◆ Data:
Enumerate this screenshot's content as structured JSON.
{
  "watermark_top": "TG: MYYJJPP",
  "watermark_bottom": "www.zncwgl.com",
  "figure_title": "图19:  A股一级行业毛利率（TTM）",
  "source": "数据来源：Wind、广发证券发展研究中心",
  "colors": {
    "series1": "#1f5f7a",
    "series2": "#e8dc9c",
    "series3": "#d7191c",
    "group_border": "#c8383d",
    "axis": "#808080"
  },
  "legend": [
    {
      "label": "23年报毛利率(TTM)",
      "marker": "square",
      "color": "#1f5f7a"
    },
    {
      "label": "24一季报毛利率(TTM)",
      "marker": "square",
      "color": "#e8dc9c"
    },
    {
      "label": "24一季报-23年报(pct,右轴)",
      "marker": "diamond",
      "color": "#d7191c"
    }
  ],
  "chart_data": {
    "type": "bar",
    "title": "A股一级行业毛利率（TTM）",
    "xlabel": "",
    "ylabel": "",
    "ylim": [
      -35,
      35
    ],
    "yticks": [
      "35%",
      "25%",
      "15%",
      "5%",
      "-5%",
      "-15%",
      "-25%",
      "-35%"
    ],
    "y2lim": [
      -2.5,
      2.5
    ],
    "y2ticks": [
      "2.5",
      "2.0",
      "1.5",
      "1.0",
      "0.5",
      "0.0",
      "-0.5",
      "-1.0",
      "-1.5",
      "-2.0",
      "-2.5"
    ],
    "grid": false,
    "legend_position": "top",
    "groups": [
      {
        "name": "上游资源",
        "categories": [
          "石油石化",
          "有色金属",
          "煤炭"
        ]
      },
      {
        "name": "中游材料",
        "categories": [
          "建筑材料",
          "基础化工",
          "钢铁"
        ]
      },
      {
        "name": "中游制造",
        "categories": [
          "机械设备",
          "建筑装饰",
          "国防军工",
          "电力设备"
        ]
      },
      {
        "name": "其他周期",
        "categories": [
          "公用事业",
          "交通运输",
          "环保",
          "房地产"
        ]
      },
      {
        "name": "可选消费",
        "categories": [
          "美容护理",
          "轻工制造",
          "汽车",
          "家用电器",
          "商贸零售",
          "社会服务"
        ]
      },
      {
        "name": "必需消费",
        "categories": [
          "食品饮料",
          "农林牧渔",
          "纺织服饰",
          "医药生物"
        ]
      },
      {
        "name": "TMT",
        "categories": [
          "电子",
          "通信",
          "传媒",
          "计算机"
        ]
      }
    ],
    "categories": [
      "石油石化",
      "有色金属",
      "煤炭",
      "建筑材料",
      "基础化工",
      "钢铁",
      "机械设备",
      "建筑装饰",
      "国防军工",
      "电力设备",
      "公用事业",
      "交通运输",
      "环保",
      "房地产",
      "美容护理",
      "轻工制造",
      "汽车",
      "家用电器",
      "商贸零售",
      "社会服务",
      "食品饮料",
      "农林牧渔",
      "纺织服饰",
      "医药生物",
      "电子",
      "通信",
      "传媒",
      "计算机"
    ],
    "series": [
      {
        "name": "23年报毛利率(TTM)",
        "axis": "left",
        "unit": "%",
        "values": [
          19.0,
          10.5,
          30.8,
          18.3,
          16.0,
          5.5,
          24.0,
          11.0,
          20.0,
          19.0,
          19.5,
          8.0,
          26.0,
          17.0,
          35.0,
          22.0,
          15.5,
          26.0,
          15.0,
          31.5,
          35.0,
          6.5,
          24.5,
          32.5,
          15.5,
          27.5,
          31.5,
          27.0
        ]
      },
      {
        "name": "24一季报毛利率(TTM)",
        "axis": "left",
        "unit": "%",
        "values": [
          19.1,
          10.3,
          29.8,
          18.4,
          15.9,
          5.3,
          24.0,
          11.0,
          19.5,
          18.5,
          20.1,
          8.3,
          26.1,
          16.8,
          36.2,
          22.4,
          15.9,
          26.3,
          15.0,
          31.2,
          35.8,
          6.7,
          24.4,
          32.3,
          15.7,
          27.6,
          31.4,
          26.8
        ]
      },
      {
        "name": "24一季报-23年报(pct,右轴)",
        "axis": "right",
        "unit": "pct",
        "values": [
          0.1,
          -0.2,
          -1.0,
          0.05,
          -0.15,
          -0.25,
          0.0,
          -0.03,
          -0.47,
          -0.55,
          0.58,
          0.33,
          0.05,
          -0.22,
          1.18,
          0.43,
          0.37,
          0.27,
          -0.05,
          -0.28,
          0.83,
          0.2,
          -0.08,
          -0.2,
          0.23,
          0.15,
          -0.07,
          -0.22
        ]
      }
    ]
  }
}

◆ Aim:
Output all records verbatim.

◆ Reply to the exercise:
Enumerate this screenshot's content as structured JSON.
{
  "watermark_top": "TG: MYYJJPP",
  "watermark_bottom": "www.zncwgl.com",
  "figure_title": "图19:  A股一级行业毛利率（TTM）",
  "source": "数据来源：Wind、广发证券发展研究中心",
  "colors": {
    "series1": "#1f5f7a",
    "series2": "#e8dc9c",
    "series3": "#d7191c",
    "group_border": "#c8383d",
    "axis": "#808080"
  },
  "legend": [
    {
      "label": "23年报毛利率(TTM)",
      "marker": "square",
      "color": "#1f5f7a"
    },
    {
      "label": "24一季报毛利率(TTM)",
      "marker": "square",
      "color": "#e8dc9c"
    },
    {
      "label": "24一季报-23年报(pct,右轴)",
      "marker": "diamond",
      "color": "#d7191c"
    }
  ],
  "chart_data": {
    "type": "bar",
    "title": "A股一级行业毛利率（TTM）",
    "xlabel": "",
    "ylabel": "",
    "ylim": [
      -35,
      35
    ],
    "yticks": [
      "35%",
      "25%",
      "15%",
      "5%",
      "-5%",
      "-15%",
      "-25%",
      "-35%"
    ],
    "y2lim": [
      -2.5,
      2.5
    ],
    "y2ticks": [
      "2.5",
      "2.0",
      "1.5",
      "1.0",
      "0.5",
      "0.0",
      "-0.5",
      "-1.0",
      "-1.5",
      "-2.0",
      "-2.5"
    ],
    "grid": false,
    "legend_position": "top",
    "groups": [
      {
        "name": "上游资源",
        "categories": [
          "石油石化",
          "有色金属",
          "煤炭"
        ]
      },
      {
        "name": "中游材料",
        "categories": [
          "建筑材料",
          "基础化工",
          "钢铁"
        ]
      },
      {
        "name": "中游制造",
        "categories": [
          "机械设备",
          "建筑装饰",
          "国防军工",
          "电力设备"
        ]
      },
      {
        "name": "其他周期",
        "categories": [
          "公用事业",
          "交通运输",
          "环保",
          "房地产"
        ]
      },
      {
        "name": "可选消费",
        "categories": [
          "美容护理",
          "轻工制造",
          "汽车",
          "家用电器",
          "商贸零售",
          "社会服务"
        ]
      },
      {
        "name": "必需消费",
        "categories": [
          "食品饮料",
          "农林牧渔",
          "纺织服饰",
          "医药生物"
        ]
      },
      {
        "name": "TMT",
        "categories": [
          "电子",
          "通信",
          "传媒",
          "计算机"
        ]
      }
    ],
    "categories": [
      "石油石化",
      "有色金属",
      "煤炭",
      "建筑材料",
      "基础化工",
      "钢铁",
      "机械设备",
      "建筑装饰",
      "国防军工",
      "电力设备",
      "公用事业",
      "交通运输",
      "环保",
      "房地产",
      "美容护理",
      "轻工制造",
      "汽车",
      "家用电器",
      "商贸零售",
      "社会服务",
      "食品饮料",
      "农林牧渔",
      "纺织服饰",
      "医药生物",
      "电子",
      "通信",
      "传媒",
      "计算机"
    ],
    "series": [
      {
        "name": "23年报毛利率(TTM)",
        "axis": "left",
        "unit": "%",
        "values": [
          19.0,
          10.5,
          30.8,
          18.3,
          16.0,
          5.5,
          24.0,
          11.0,
          20.0,
          19.0,
          19.5,
          8.0,
          26.0,
          17.0,
          35.0,
          22.0,
          15.5,
          26.0,
          15.0,
          31.5,
          35.0,
          6.5,
          24.5,
          32.5,
          15.5,
          27.5,
          31.5,
          27.0
        ]
      },
      {
        "name": "24一季报毛利率(TTM)",
        "axis": "left",
        "unit": "%",
        "values": [
          19.1,
          10.3,
          29.8,
          18.4,
          15.9,
          5.3,
          24.0,
          11.0,
          19.5,
          18.5,
          20.1,
          8.3,
          26.1,
          16.8,
          36.2,
          22.4,
          15.9,
          26.3,
          15.0,
          31.2,
          35.8,
          6.7,
          24.4,
          32.3,
          15.7,
          27.6,
          31.4,
          26.8
        ]
      },
      {
        "name": "24一季报-23年报(pct,右轴)",
        "axis": "right",
        "unit": "pct",
        "values": [
          0.1,
          -0.2,
          -1.0,
          0.05,
          -0.15,
          -0.25,
          0.0,
          -0.03,
          -0.47,
          -0.55,
          0.58,
          0.33,
          0.05,
          -0.22,
          1.18,
          0.43,
          0.37,
          0.27,
          -0.05,
          -0.28,
          0.83,
          0.2,
          -0.08,
          -0.2,
          0.23,
          0.15,
          -0.07,
          -0.22
        ]
      }
    ]
  }
}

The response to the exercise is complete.